:: What is asked ::
Without the pictures, output the records below word for word.

:: Records provided ::

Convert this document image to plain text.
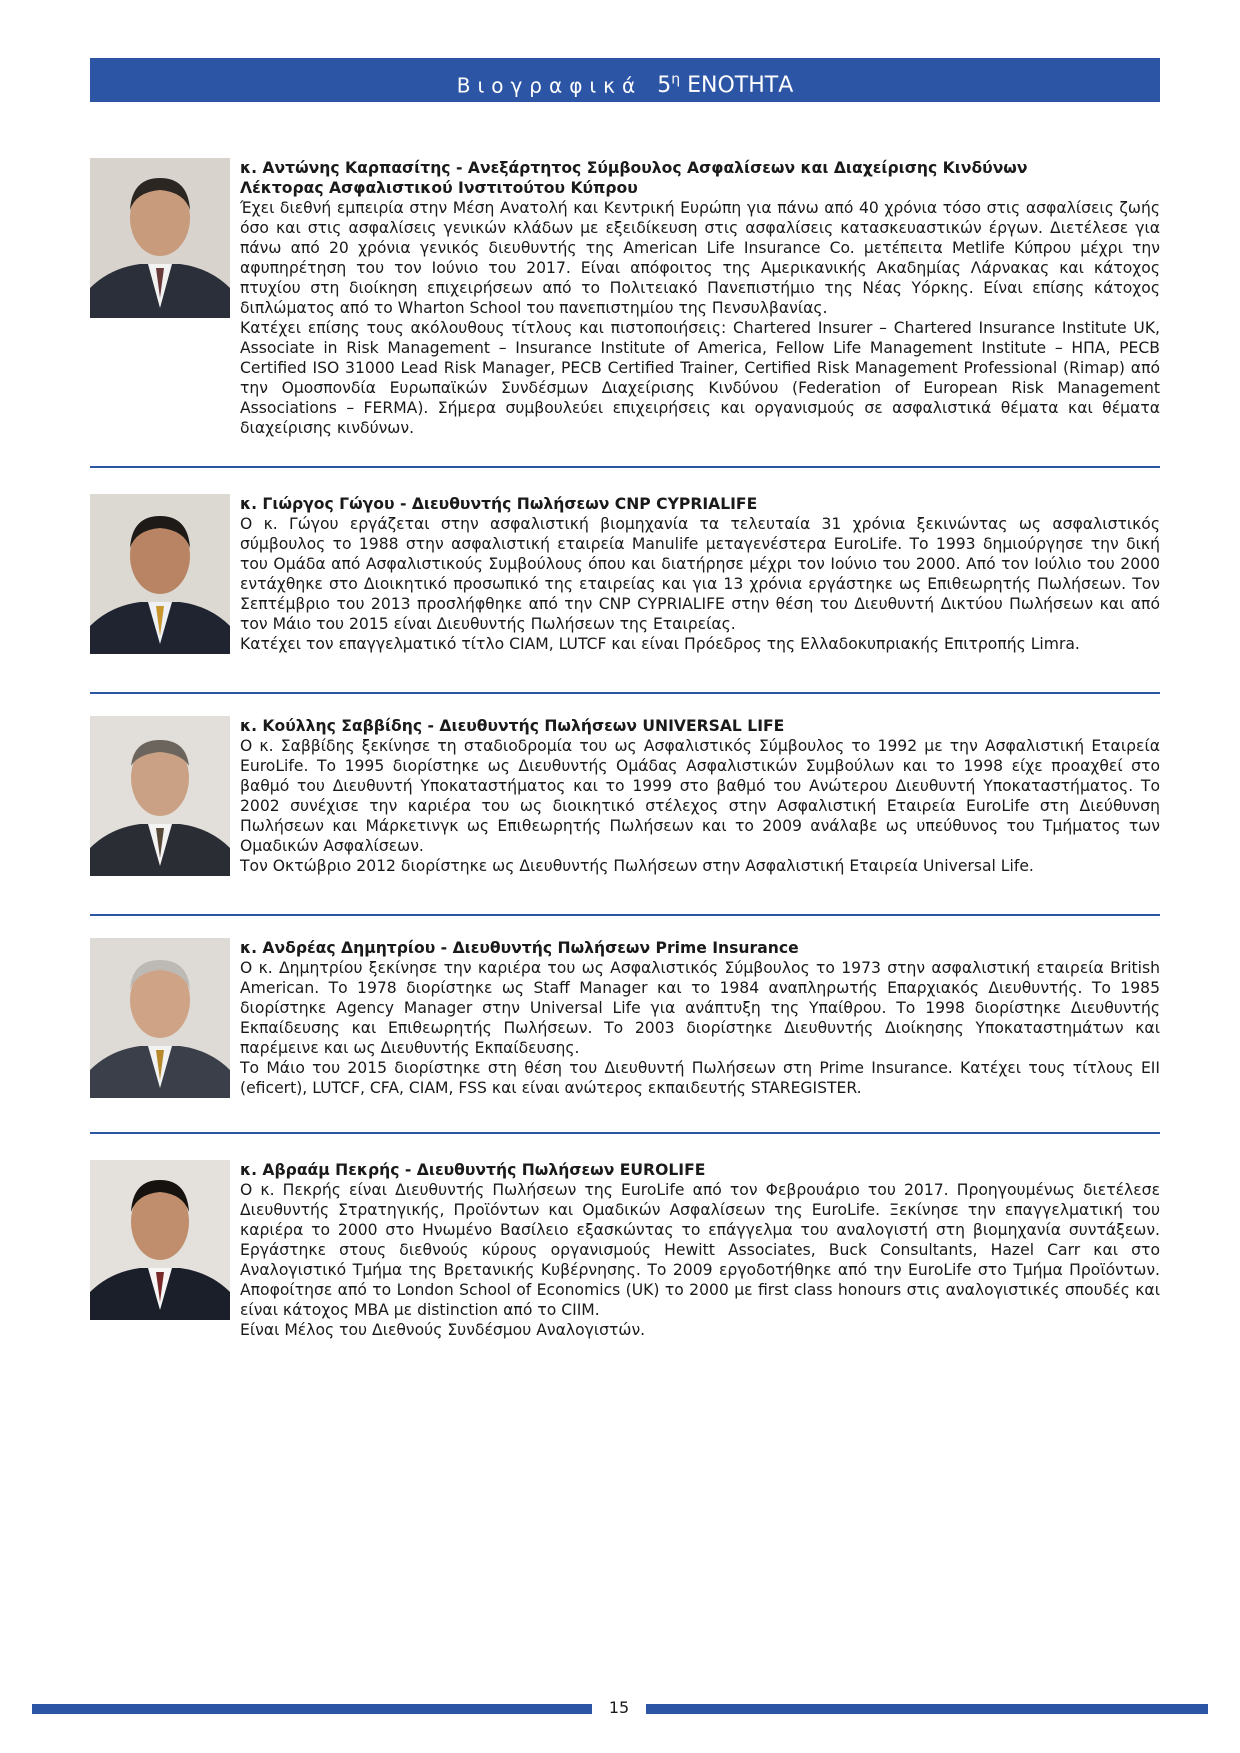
Βιογραφικά $5^\eta$ ΕΝΟΤΗΤΑ

κ. Αντώνης Καρπασίτης - Ανεξάρτητος Σύμβουλος Ασφαλίσεων και Διαχείρισης Κινδύνων

Λέκτορας Ασφαλιστικού Ινστιτούτου Κύπρου

Έχει διεθνή εμπειρία στην Μέση Ανατολή και Κεντρική Ευρώπη για πάνω από 40 χρόνια τόσο στις ασφαλίσεις ζωής όσο και στις ασφαλίσεις γενικών κλάδων με εξειδίκευση στις ασφαλίσεις κατασκευαστικών έργων. Διετέλεσε για πάνω από 20 χρόνια γενικός διευθυντής της American Life Insurance Co. μετέπειτα Metlife Κύπρου μέχρι την αφυπηρέτηση του τον Ιούνιο του 2017. Είναι απόφοιτος της Αμερικανικής Ακαδημίας Λάρνακας και κάτοχος πτυχίου στη διοίκηση επιχειρήσεων από το Πολιτειακό Πανεπιστήμιο της Νέας Υόρκης. Είναι επίσης κάτοχος διπλώματος από το Wharton School του πανεπιστημίου της Πενσυλβανίας.

Κατέχει επίσης τους ακόλουθους τίτλους και πιστοποιήσεις: Chartered Insurer – Chartered Insurance Institute UK, Associate in Risk Management – Insurance Institute of America, Fellow Life Management Institute – ΗΠΑ, PECB Certified ISO 31000 Lead Risk Manager, PECB Certified Trainer, Certified Risk Management Professional (Rimap) από την Ομοσπονδία Ευρωπαϊκών Συνδέσμων Διαχείρισης Κινδύνου (Federation of European Risk Management Associations – FERMA). Σήμερα συμβουλεύει επιχειρήσεις και οργανισμούς σε ασφαλιστικά θέματα και θέματα διαχείρισης κινδύνων.

κ. Γιώργος Γώγου - Διευθυντής Πωλήσεων CNP CYPRIALIFE

Ο κ. Γώγου εργάζεται στην ασφαλιστική βιομηχανία τα τελευταία 31 χρόνια ξεκινώντας ως ασφαλιστικός σύμβουλος το 1988 στην ασφαλιστική εταιρεία Manulife μεταγενέστερα EuroLife. Το 1993 δημιούργησε την δική του Ομάδα από Ασφαλιστικούς Συμβούλους όπου και διατήρησε μέχρι τον Ιούνιο του 2000. Από τον Ιούλιο του 2000 εντάχθηκε στο Διοικητικό προσωπικό της εταιρείας και για 13 χρόνια εργάστηκε ως Επιθεωρητής Πωλήσεων. Τον Σεπτέμβριο του 2013 προσλήφθηκε από την CNP CYPRIALIFE στην θέση του Διευθυντή Δικτύου Πωλήσεων και από τον Μάιο του 2015 είναι Διευθυντής Πωλήσεων της Εταιρείας.

Κατέχει τον επαγγελματικό τίτλο CIAM, LUTCF και είναι Πρόεδρος της Ελλαδοκυπριακής Επιτροπής Limra.

κ. Κούλλης Σαββίδης - Διευθυντής Πωλήσεων UNIVERSAL LIFE

Ο κ. Σαββίδης ξεκίνησε τη σταδιοδρομία του ως Ασφαλιστικός Σύμβουλος το 1992 με την Ασφαλιστική Εταιρεία EuroLife. Το 1995 διορίστηκε ως Διευθυντής Ομάδας Ασφαλιστικών Συμβούλων και το 1998 είχε προαχθεί στο βαθμό του Διευθυντή Υποκαταστήματος και το 1999 στο βαθμό του Ανώτερου Διευθυντή Υποκαταστήματος. Το 2002 συνέχισε την καριέρα του ως διοικητικό στέλεχος στην Ασφαλιστική Εταιρεία EuroLife στη Διεύθυνση Πωλήσεων και Μάρκετινγκ ως Επιθεωρητής Πωλήσεων και το 2009 ανάλαβε ως υπεύθυνος του Τμήματος των Ομαδικών Ασφαλίσεων.

Τον Οκτώβριο 2012 διορίστηκε ως Διευθυντής Πωλήσεων στην Ασφαλιστική Εταιρεία Universal Life.

κ. Ανδρέας Δημητρίου - Διευθυντής Πωλήσεων Prime Insurance

Ο κ. Δημητρίου ξεκίνησε την καριέρα του ως Ασφαλιστικός Σύμβουλος το 1973 στην ασφαλιστική εταιρεία British American. Το 1978 διορίστηκε ως Staff Manager και το 1984 αναπληρωτής Επαρχιακός Διευθυντής. Το 1985 διορίστηκε Agency Manager στην Universal Life για ανάπτυξη της Υπαίθρου. Το 1998 διορίστηκε Διευθυντής Εκπαίδευσης και Επιθεωρητής Πωλήσεων. Το 2003 διορίστηκε Διευθυντής Διοίκησης Υποκαταστημάτων και παρέμεινε και ως Διευθυντής Εκπαίδευσης.

Το Μάιο του 2015 διορίστηκε στη θέση του Διευθυντή Πωλήσεων στη Prime Insurance. Κατέχει τους τίτλους EII (eficert), LUTCF, CFA, CIAM, FSS και είναι ανώτερος εκπαιδευτής STAREGISTER.

κ. Αβραάμ Πεκρής - Διευθυντής Πωλήσεων EUROLIFE

Ο κ. Πεκρής είναι Διευθυντής Πωλήσεων της EuroLife από τον Φεβρουάριο του 2017. Προηγουμένως διετέλεσε Διευθυντής Στρατηγικής, Προϊόντων και Ομαδικών Ασφαλίσεων της EuroLife. Ξεκίνησε την επαγγελματική του καριέρα το 2000 στο Ηνωμένο Βασίλειο εξασκώντας το επάγγελμα του αναλογιστή στη βιομηχανία συντάξεων. Εργάστηκε στους διεθνούς κύρους οργανισμούς Hewitt Associates, Buck Consultants, Hazel Carr και στο Αναλογιστικό Τμήμα της Βρετανικής Κυβέρνησης. Το 2009 εργοδοτήθηκε από την EuroLife στο Τμήμα Προϊόντων. Αποφοίτησε από το London School of Economics (UK) το 2000 με first class honours στις αναλογιστικές σπουδές και είναι κάτοχος MBA με distinction από το CIIM.

Είναι Μέλος του Διεθνούς Συνδέσμου Αναλογιστών.

15
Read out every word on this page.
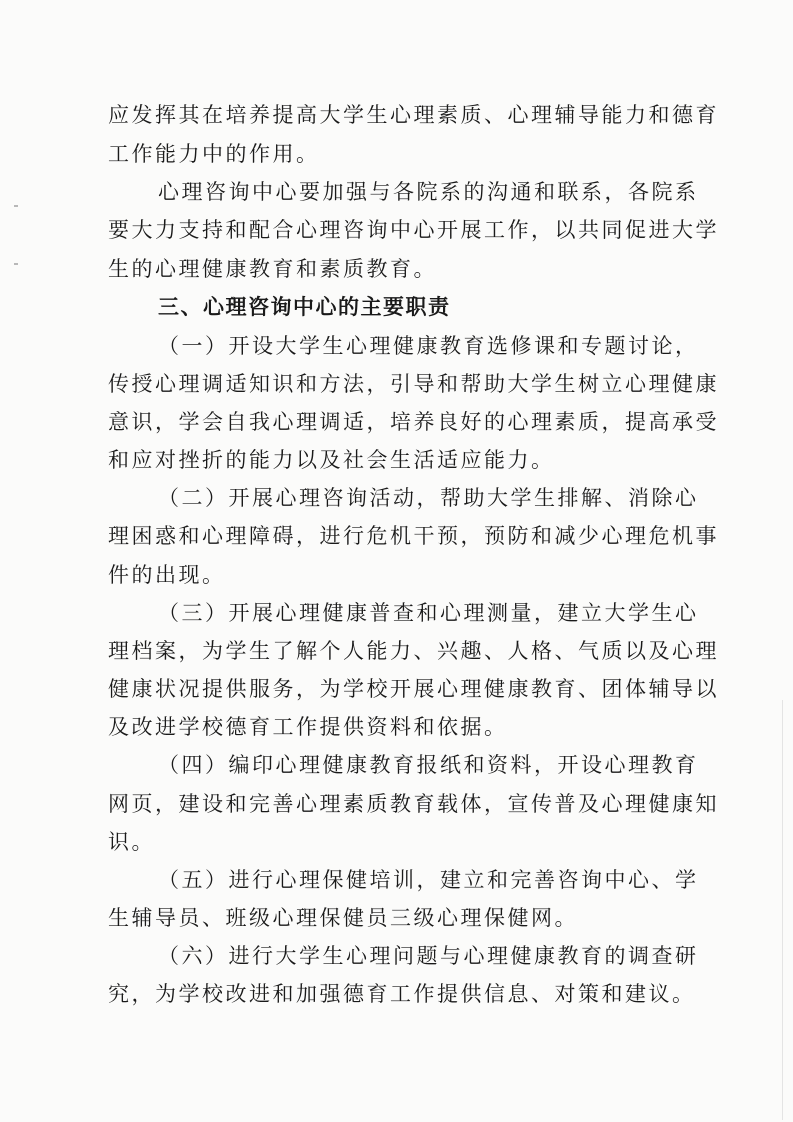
应发挥其在培养提高大学生心理素质、心理辅导能力和德育
工作能力中的作用。
心理咨询中心要加强与各院系的沟通和联系，各院系
要大力支持和配合心理咨询中心开展工作，以共同促进大学
生的心理健康教育和素质教育。
三、心理咨询中心的主要职责
（一）开设大学生心理健康教育选修课和专题讨论，
传授心理调适知识和方法，引导和帮助大学生树立心理健康
意识，学会自我心理调适，培养良好的心理素质，提高承受
和应对挫折的能力以及社会生活适应能力。
（二）开展心理咨询活动，帮助大学生排解、消除心
理困惑和心理障碍，进行危机干预，预防和减少心理危机事
件的出现。
（三）开展心理健康普查和心理测量，建立大学生心
理档案，为学生了解个人能力、兴趣、人格、气质以及心理
健康状况提供服务，为学校开展心理健康教育、团体辅导以
及改进学校德育工作提供资料和依据。
（四）编印心理健康教育报纸和资料，开设心理教育
网页，建设和完善心理素质教育载体，宣传普及心理健康知
识。
（五）进行心理保健培训，建立和完善咨询中心、学
生辅导员、班级心理保健员三级心理保健网。
（六）进行大学生心理问题与心理健康教育的调查研
究，为学校改进和加强德育工作提供信息、对策和建议。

:: Result of this exercise ::
Convert this document image to plain text.
Βιογραφικά $5^\eta$ ΕΝΟΤΗΤΑ

κ. Αντώνης Καρπασίτης - Ανεξάρτητος Σύμβουλος Ασφαλίσεων και Διαχείρισης Κινδύνων

Λέκτορας Ασφαλιστικού Ινστιτούτου Κύπρου

Έχει διεθνή εμπειρία στην Μέση Ανατολή και Κεντρική Ευρώπη για πάνω από 40 χρόνια τόσο στις ασφαλίσεις ζωής όσο και στις ασφαλίσεις γενικών κλάδων με εξειδίκευση στις ασφαλίσεις κατασκευαστικών έργων. Διετέλεσε για πάνω από 20 χρόνια γενικός διευθυντής της American Life Insurance Co. μετέπειτα Metlife Κύπρου μέχρι την αφυπηρέτηση του τον Ιούνιο του 2017. Είναι απόφοιτος της Αμερικανικής Ακαδημίας Λάρνακας και κάτοχος πτυχίου στη διοίκηση επιχειρήσεων από το Πολιτειακό Πανεπιστήμιο της Νέας Υόρκης. Είναι επίσης κάτοχος διπλώματος από το Wharton School του πανεπιστημίου της Πενσυλβανίας.

Κατέχει επίσης τους ακόλουθους τίτλους και πιστοποιήσεις: Chartered Insurer – Chartered Insurance Institute UK, Associate in Risk Management – Insurance Institute of America, Fellow Life Management Institute – ΗΠΑ, PECB Certified ISO 31000 Lead Risk Manager, PECB Certified Trainer, Certified Risk Management Professional (Rimap) από την Ομοσπονδία Ευρωπαϊκών Συνδέσμων Διαχείρισης Κινδύνου (Federation of European Risk Management Associations – FERMA). Σήμερα συμβουλεύει επιχειρήσεις και οργανισμούς σε ασφαλιστικά θέματα και θέματα διαχείρισης κινδύνων.

κ. Γιώργος Γώγου - Διευθυντής Πωλήσεων CNP CYPRIALIFE

Ο κ. Γώγου εργάζεται στην ασφαλιστική βιομηχανία τα τελευταία 31 χρόνια ξεκινώντας ως ασφαλιστικός σύμβουλος το 1988 στην ασφαλιστική εταιρεία Manulife μεταγενέστερα EuroLife. Το 1993 δημιούργησε την δική του Ομάδα από Ασφαλιστικούς Συμβούλους όπου και διατήρησε μέχρι τον Ιούνιο του 2000. Από τον Ιούλιο του 2000 εντάχθηκε στο Διοικητικό προσωπικό της εταιρείας και για 13 χρόνια εργάστηκε ως Επιθεωρητής Πωλήσεων. Τον Σεπτέμβριο του 2013 προσλήφθηκε από την CNP CYPRIALIFE στην θέση του Διευθυντή Δικτύου Πωλήσεων και από τον Μάιο του 2015 είναι Διευθυντής Πωλήσεων της Εταιρείας.

Κατέχει τον επαγγελματικό τίτλο CIAM, LUTCF και είναι Πρόεδρος της Ελλαδοκυπριακής Επιτροπής Limra.

κ. Κούλλης Σαββίδης - Διευθυντής Πωλήσεων UNIVERSAL LIFE

Ο κ. Σαββίδης ξεκίνησε τη σταδιοδρομία του ως Ασφαλιστικός Σύμβουλος το 1992 με την Ασφαλιστική Εταιρεία EuroLife. Το 1995 διορίστηκε ως Διευθυντής Ομάδας Ασφαλιστικών Συμβούλων και το 1998 είχε προαχθεί στο βαθμό του Διευθυντή Υποκαταστήματος και το 1999 στο βαθμό του Ανώτερου Διευθυντή Υποκαταστήματος. Το 2002 συνέχισε την καριέρα του ως διοικητικό στέλεχος στην Ασφαλιστική Εταιρεία EuroLife στη Διεύθυνση Πωλήσεων και Μάρκετινγκ ως Επιθεωρητής Πωλήσεων και το 2009 ανάλαβε ως υπεύθυνος του Τμήματος των Ομαδικών Ασφαλίσεων.

Τον Οκτώβριο 2012 διορίστηκε ως Διευθυντής Πωλήσεων στην Ασφαλιστική Εταιρεία Universal Life.

κ. Ανδρέας Δημητρίου - Διευθυντής Πωλήσεων Prime Insurance

Ο κ. Δημητρίου ξεκίνησε την καριέρα του ως Ασφαλιστικός Σύμβουλος το 1973 στην ασφαλιστική εταιρεία British American. Το 1978 διορίστηκε ως Staff Manager και το 1984 αναπληρωτής Επαρχιακός Διευθυντής. Το 1985 διορίστηκε Agency Manager στην Universal Life για ανάπτυξη της Υπαίθρου. Το 1998 διορίστηκε Διευθυντής Εκπαίδευσης και Επιθεωρητής Πωλήσεων. Το 2003 διορίστηκε Διευθυντής Διοίκησης Υποκαταστημάτων και παρέμεινε και ως Διευθυντής Εκπαίδευσης.

Το Μάιο του 2015 διορίστηκε στη θέση του Διευθυντή Πωλήσεων στη Prime Insurance. Κατέχει τους τίτλους EII (eficert), LUTCF, CFA, CIAM, FSS και είναι ανώτερος εκπαιδευτής STAREGISTER.

κ. Αβραάμ Πεκρής - Διευθυντής Πωλήσεων EUROLIFE

Ο κ. Πεκρής είναι Διευθυντής Πωλήσεων της EuroLife από τον Φεβρουάριο του 2017. Προηγουμένως διετέλεσε Διευθυντής Στρατηγικής, Προϊόντων και Ομαδικών Ασφαλίσεων της EuroLife. Ξεκίνησε την επαγγελματική του καριέρα το 2000 στο Ηνωμένο Βασίλειο εξασκώντας το επάγγελμα του αναλογιστή στη βιομηχανία συντάξεων. Εργάστηκε στους διεθνούς κύρους οργανισμούς Hewitt Associates, Buck Consultants, Hazel Carr και στο Αναλογιστικό Τμήμα της Βρετανικής Κυβέρνησης. Το 2009 εργοδοτήθηκε από την EuroLife στο Τμήμα Προϊόντων. Αποφοίτησε από το London School of Economics (UK) το 2000 με first class honours στις αναλογιστικές σπουδές και είναι κάτοχος MBA με distinction από το CIIM.

Είναι Μέλος του Διεθνούς Συνδέσμου Αναλογιστών.

15
Read out every word on this page.
应发挥其在培养提高大学生心理素质、心理辅导能力和德育
工作能力中的作用。
心理咨询中心要加强与各院系的沟通和联系，各院系
要大力支持和配合心理咨询中心开展工作，以共同促进大学
生的心理健康教育和素质教育。
三、心理咨询中心的主要职责
（一）开设大学生心理健康教育选修课和专题讨论，
传授心理调适知识和方法，引导和帮助大学生树立心理健康
意识，学会自我心理调适，培养良好的心理素质，提高承受
和应对挫折的能力以及社会生活适应能力。
（二）开展心理咨询活动，帮助大学生排解、消除心
理困惑和心理障碍，进行危机干预，预防和减少心理危机事
件的出现。
（三）开展心理健康普查和心理测量，建立大学生心
理档案，为学生了解个人能力、兴趣、人格、气质以及心理
健康状况提供服务，为学校开展心理健康教育、团体辅导以
及改进学校德育工作提供资料和依据。
（四）编印心理健康教育报纸和资料，开设心理教育
网页，建设和完善心理素质教育载体，宣传普及心理健康知
识。
（五）进行心理保健培训，建立和完善咨询中心、学
生辅导员、班级心理保健员三级心理保健网。
（六）进行大学生心理问题与心理健康教育的调查研
究，为学校改进和加强德育工作提供信息、对策和建议。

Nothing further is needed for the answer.